* [Data for the task]
— BEGIN —
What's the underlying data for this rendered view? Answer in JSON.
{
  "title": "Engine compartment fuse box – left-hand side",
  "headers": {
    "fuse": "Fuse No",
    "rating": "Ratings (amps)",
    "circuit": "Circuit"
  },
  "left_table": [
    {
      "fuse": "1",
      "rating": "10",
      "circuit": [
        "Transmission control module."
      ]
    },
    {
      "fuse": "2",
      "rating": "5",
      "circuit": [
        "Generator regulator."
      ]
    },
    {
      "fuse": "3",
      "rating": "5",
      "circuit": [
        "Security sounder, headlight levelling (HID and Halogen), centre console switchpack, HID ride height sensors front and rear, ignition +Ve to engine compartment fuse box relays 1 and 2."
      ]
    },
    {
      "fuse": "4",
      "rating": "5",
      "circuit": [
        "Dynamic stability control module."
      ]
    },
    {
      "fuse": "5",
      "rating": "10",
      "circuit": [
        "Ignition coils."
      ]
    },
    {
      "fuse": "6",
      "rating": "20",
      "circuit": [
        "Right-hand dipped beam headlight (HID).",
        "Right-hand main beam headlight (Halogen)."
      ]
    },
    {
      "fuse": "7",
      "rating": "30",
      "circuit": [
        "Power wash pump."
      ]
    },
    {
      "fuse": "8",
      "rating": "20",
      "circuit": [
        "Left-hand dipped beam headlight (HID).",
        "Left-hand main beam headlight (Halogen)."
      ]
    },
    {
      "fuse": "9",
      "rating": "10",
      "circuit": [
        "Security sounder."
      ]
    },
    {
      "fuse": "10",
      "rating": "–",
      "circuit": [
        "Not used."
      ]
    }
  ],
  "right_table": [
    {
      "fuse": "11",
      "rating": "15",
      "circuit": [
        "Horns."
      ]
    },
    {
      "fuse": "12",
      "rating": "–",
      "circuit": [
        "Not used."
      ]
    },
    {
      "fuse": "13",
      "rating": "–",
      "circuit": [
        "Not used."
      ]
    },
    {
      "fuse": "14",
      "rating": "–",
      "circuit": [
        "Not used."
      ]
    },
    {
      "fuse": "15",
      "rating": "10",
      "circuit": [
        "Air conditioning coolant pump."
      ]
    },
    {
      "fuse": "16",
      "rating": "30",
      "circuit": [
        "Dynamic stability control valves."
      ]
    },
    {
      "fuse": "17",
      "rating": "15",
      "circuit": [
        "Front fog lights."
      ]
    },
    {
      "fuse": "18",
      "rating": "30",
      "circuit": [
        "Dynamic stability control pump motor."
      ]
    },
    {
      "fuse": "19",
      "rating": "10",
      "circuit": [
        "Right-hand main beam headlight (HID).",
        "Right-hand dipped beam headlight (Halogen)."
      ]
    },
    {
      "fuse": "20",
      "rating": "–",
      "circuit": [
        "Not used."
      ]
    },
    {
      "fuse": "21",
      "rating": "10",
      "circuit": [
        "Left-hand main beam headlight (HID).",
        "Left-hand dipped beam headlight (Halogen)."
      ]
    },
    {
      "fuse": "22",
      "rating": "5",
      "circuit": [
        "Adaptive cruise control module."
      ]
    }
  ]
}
— END —
— BEGIN —
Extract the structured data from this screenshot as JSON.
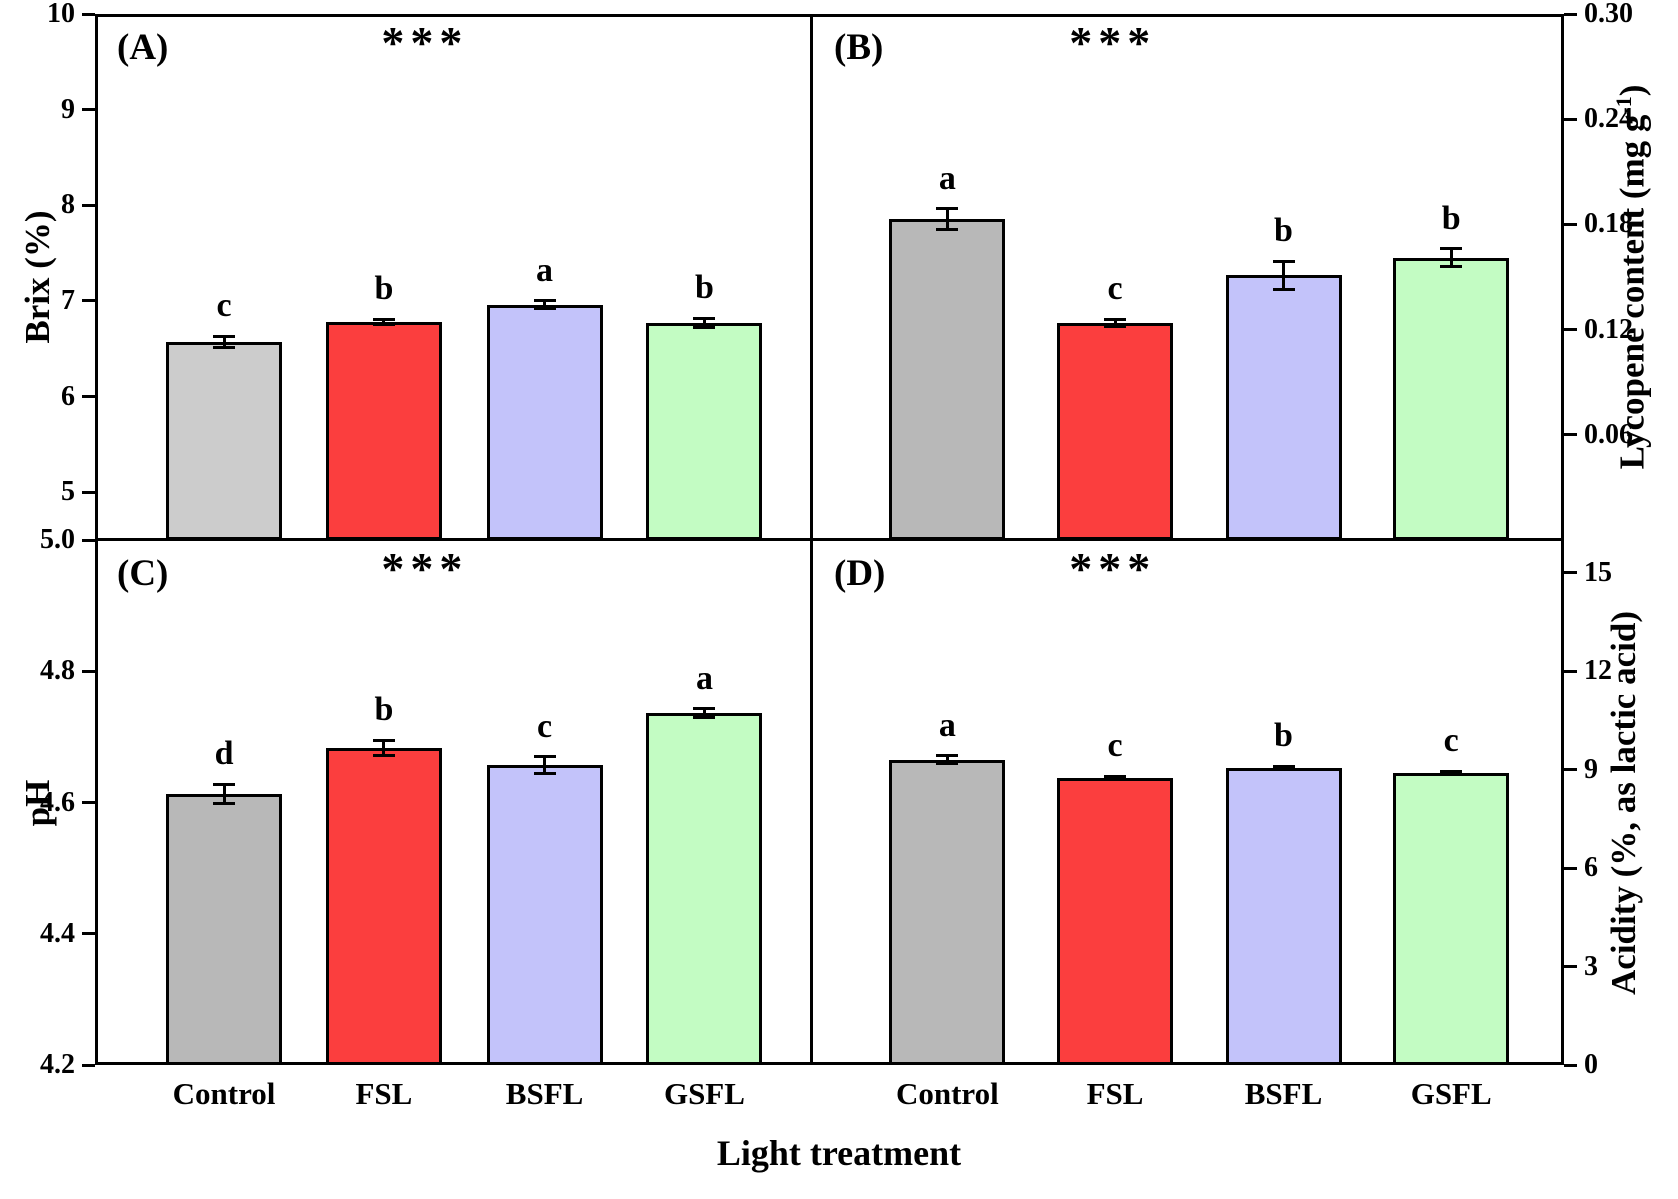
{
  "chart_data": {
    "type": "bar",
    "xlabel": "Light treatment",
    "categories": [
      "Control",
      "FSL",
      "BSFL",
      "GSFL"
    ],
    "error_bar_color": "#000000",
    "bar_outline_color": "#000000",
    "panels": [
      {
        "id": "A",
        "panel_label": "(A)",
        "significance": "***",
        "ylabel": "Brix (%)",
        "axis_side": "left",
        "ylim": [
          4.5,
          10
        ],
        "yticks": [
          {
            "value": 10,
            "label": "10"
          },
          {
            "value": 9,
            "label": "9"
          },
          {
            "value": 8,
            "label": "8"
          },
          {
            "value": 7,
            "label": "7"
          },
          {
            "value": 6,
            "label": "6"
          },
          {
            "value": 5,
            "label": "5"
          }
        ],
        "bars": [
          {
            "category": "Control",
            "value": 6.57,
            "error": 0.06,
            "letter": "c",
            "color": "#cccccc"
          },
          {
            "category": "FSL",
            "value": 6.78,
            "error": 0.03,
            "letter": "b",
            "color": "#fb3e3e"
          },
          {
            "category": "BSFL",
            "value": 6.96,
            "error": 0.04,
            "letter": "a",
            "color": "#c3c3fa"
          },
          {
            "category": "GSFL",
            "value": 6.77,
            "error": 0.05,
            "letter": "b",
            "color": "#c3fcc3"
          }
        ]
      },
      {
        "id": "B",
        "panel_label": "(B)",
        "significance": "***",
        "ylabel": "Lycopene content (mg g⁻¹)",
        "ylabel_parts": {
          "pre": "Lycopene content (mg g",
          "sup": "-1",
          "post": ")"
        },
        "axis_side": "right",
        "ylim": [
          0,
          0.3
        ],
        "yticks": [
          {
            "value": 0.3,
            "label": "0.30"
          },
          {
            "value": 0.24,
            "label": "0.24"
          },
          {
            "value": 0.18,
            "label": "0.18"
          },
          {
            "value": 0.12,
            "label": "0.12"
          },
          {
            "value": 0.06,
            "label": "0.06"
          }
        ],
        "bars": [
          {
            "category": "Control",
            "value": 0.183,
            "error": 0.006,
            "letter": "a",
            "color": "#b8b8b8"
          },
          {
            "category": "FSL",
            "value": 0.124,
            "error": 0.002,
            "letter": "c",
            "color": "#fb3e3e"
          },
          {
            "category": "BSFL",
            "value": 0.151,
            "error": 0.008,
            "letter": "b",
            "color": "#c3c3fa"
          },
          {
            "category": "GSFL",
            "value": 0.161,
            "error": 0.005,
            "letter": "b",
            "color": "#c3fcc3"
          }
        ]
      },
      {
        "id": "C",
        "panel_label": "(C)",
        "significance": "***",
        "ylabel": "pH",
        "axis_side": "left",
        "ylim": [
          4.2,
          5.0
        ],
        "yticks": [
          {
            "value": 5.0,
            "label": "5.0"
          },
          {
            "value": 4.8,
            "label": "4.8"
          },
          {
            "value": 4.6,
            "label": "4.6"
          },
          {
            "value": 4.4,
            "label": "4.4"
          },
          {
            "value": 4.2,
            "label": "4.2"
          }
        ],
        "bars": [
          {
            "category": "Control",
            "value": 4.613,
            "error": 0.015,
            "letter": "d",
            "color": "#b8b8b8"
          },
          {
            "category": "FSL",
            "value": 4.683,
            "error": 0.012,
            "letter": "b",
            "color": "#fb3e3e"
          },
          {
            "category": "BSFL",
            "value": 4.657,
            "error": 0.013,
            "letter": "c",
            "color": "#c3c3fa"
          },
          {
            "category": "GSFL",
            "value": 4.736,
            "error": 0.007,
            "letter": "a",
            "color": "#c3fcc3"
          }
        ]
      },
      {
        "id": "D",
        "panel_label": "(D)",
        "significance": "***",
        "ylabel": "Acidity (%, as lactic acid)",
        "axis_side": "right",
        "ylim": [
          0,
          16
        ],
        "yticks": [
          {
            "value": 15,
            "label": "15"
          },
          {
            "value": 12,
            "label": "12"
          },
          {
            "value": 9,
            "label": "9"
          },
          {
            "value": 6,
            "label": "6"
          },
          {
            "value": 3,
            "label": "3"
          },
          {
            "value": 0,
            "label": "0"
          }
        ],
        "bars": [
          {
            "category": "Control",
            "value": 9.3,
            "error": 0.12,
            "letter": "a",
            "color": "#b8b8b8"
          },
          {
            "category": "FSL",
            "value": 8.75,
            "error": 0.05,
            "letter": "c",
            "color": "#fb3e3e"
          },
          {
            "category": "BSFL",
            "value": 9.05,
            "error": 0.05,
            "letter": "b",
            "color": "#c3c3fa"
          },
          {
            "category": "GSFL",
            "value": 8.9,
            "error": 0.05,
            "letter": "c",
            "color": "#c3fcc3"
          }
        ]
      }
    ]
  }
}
— END —
— BEGIN —
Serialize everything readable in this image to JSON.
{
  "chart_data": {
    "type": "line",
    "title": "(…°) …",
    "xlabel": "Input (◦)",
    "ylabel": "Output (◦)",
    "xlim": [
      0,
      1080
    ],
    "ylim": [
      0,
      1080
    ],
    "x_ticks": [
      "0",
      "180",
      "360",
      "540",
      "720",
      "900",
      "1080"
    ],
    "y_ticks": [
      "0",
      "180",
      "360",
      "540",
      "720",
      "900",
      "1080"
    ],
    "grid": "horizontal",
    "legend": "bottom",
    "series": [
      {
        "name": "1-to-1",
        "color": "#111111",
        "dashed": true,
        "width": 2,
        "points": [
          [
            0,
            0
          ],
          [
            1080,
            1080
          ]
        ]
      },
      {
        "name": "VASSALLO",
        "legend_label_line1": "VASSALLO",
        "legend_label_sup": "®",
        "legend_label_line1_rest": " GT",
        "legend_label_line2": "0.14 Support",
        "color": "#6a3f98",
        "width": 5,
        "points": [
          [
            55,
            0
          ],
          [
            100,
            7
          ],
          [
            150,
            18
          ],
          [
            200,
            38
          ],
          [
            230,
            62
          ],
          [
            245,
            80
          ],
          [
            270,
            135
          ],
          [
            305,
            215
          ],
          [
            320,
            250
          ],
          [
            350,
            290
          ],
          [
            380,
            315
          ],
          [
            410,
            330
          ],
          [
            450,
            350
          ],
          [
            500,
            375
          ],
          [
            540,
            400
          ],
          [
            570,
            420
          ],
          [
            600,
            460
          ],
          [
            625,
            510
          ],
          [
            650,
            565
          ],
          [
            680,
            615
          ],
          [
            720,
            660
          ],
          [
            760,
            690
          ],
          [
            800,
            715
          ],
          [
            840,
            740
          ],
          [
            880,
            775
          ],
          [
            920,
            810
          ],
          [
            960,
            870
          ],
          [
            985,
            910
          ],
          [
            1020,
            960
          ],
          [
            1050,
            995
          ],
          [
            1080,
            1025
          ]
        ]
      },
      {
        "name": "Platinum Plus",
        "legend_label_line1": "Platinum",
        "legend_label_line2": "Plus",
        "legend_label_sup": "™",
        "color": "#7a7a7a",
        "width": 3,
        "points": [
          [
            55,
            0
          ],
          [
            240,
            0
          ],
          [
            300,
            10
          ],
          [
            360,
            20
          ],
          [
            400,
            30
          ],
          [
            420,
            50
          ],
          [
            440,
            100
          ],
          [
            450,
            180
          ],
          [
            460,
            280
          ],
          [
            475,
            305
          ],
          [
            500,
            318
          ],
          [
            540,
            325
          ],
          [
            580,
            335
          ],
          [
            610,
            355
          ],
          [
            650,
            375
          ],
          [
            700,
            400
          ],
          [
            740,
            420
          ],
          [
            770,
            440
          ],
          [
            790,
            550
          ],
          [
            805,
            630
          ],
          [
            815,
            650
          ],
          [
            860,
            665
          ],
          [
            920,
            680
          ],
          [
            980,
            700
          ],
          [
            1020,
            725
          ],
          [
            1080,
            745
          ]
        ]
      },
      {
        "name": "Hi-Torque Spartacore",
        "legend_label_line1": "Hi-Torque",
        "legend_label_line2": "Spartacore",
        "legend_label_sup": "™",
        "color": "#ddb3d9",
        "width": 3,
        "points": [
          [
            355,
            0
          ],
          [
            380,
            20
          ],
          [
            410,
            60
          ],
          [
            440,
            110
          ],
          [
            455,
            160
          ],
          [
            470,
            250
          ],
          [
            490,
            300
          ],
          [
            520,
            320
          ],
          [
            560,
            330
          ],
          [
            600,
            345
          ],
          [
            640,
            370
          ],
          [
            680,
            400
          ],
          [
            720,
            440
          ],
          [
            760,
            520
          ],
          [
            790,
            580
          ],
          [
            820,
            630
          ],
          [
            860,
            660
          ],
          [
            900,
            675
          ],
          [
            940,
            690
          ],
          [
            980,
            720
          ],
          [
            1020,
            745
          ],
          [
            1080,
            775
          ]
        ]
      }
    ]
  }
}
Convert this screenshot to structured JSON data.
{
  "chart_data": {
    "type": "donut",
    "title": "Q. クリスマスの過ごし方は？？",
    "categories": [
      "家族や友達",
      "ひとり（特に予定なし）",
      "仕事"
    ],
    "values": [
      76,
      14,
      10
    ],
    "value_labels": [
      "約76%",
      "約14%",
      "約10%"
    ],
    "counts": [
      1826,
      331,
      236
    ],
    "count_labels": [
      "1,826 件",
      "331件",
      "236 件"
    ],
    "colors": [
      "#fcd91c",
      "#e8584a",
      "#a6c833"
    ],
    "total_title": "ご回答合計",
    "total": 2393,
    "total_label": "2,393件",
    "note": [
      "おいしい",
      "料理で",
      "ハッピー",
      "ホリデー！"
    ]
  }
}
— END —
Copy out each line of the material that holds the word "content".

* [Written response]
        "ylabel": "Lycopene content (mg g⁻¹)",
          "pre": "Lycopene content (mg g",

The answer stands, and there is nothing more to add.